From the listing below, pull out the lines that hold "entonces".
# start of DATA IN THIS EXERCISE
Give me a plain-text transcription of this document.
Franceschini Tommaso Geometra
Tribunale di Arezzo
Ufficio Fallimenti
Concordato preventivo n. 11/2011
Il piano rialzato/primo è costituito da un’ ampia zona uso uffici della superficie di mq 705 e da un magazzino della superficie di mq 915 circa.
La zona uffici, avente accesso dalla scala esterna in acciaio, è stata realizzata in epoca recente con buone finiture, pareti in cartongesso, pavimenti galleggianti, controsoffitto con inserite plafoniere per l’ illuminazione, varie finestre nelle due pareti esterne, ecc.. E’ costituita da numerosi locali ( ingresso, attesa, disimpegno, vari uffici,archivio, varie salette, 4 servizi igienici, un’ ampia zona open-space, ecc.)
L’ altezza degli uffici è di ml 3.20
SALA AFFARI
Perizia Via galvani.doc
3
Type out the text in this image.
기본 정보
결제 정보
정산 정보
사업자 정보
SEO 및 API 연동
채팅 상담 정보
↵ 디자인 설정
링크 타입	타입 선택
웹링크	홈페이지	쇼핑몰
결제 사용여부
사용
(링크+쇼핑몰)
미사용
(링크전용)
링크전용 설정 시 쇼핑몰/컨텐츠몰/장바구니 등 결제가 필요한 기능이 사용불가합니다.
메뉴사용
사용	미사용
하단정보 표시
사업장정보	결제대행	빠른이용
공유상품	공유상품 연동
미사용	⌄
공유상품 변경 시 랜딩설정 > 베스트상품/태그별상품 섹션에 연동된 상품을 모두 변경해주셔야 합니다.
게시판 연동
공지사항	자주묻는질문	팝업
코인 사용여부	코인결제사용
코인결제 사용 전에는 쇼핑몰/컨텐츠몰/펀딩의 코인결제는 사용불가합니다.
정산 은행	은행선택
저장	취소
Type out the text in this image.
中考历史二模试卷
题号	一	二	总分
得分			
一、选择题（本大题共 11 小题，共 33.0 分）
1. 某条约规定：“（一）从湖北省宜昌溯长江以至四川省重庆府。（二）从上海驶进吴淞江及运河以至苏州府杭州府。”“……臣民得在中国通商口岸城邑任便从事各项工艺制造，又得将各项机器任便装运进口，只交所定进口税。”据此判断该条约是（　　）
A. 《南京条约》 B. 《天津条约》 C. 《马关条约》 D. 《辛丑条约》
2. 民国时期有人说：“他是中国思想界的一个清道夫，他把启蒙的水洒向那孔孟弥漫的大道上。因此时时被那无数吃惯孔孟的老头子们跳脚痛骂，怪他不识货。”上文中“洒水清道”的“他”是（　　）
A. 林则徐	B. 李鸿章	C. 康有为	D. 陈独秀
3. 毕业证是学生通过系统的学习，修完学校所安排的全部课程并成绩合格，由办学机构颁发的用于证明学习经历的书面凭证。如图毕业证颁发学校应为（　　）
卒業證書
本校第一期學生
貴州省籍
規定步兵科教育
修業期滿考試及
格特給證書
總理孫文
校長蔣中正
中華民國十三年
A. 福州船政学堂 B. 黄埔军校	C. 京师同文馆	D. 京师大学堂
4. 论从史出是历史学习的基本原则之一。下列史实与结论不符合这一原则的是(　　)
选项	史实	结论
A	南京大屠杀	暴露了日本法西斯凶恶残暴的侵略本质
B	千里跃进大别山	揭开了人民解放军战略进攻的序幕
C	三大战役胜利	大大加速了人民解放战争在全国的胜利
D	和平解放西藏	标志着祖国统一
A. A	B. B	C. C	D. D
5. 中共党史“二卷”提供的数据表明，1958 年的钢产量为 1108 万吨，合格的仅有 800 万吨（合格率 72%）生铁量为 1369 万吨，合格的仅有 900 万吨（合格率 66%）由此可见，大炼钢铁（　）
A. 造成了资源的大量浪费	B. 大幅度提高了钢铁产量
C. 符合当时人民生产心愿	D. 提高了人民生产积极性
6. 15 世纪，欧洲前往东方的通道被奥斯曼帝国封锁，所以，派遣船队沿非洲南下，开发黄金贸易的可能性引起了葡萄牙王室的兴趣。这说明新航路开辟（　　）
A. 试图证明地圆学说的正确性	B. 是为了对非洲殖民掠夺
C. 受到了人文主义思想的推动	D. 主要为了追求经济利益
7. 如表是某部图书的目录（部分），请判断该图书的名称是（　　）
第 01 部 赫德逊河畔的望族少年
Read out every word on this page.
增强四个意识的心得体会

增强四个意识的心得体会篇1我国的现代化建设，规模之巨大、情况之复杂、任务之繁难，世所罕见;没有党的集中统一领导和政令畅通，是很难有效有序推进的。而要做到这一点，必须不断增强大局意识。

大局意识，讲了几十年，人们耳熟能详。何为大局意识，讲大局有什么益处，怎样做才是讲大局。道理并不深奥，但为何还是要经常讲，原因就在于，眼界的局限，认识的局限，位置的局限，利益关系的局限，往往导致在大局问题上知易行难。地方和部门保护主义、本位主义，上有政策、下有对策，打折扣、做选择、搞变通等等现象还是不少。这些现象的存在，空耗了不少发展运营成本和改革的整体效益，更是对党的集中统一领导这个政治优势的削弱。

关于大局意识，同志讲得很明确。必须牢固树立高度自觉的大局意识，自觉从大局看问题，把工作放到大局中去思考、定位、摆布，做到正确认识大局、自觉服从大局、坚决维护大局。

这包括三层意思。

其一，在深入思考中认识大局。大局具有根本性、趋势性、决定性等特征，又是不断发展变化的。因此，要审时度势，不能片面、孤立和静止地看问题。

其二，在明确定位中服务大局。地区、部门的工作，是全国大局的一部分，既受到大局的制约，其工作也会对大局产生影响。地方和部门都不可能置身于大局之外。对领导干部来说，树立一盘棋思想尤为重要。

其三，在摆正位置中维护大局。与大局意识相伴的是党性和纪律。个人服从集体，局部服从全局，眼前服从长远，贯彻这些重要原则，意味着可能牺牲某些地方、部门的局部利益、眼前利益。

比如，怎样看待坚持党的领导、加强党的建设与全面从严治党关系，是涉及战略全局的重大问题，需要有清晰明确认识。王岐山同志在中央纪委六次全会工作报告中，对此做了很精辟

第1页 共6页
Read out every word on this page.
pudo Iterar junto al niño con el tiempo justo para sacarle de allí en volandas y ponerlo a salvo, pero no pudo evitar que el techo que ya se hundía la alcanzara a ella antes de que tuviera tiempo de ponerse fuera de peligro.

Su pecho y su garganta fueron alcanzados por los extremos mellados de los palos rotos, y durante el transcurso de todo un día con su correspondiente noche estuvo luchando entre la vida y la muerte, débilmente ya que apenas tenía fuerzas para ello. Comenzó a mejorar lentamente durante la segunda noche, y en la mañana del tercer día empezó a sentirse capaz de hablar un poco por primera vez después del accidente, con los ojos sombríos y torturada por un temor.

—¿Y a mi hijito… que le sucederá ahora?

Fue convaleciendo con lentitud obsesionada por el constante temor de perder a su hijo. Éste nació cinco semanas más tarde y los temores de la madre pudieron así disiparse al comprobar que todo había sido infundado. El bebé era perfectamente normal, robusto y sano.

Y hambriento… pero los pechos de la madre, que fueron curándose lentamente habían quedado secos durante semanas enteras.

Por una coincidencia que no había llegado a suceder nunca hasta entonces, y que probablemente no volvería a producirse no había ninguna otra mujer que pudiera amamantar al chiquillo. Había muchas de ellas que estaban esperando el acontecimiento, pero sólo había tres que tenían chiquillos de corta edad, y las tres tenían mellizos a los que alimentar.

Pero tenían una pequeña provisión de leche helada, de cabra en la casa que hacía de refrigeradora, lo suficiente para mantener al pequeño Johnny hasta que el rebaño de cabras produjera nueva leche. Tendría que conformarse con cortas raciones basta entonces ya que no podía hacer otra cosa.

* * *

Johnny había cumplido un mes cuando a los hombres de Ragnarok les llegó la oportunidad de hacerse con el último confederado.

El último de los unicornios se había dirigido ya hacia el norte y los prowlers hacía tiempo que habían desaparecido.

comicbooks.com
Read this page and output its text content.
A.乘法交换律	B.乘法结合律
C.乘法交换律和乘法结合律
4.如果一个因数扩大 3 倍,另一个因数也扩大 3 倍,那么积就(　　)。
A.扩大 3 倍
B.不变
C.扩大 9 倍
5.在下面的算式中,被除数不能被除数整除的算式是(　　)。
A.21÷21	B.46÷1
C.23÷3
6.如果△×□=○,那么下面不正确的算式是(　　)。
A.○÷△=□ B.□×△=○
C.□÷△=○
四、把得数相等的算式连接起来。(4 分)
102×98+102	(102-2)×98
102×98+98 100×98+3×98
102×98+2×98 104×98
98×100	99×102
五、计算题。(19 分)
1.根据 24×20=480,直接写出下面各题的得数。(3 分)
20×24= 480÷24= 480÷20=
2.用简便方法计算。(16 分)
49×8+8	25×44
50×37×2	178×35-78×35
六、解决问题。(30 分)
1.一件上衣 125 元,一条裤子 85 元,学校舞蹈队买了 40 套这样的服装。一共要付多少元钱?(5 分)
# end of DATA IN THIS EXERCISE
■ COMPLETED TASK ■
Por una coincidencia que no había llegado a suceder nunca hasta entonces, y que probablemente no volvería a producirse no había ninguna otra mujer que pudiera amamantar al chiquillo. Había muchas de ellas que estaban esperando el acontecimiento, pero sólo había tres que tenían chiquillos de corta edad, y las tres tenían mellizos a los que alimentar.
Pero tenían una pequeña provisión de leche helada, de cabra en la casa que hacía de refrigeradora, lo suficiente para mantener al pequeño Johnny hasta que el rebaño de cabras produjera nueva leche. Tendría que conformarse con cortas raciones basta entonces ya que no podía hacer otra cosa.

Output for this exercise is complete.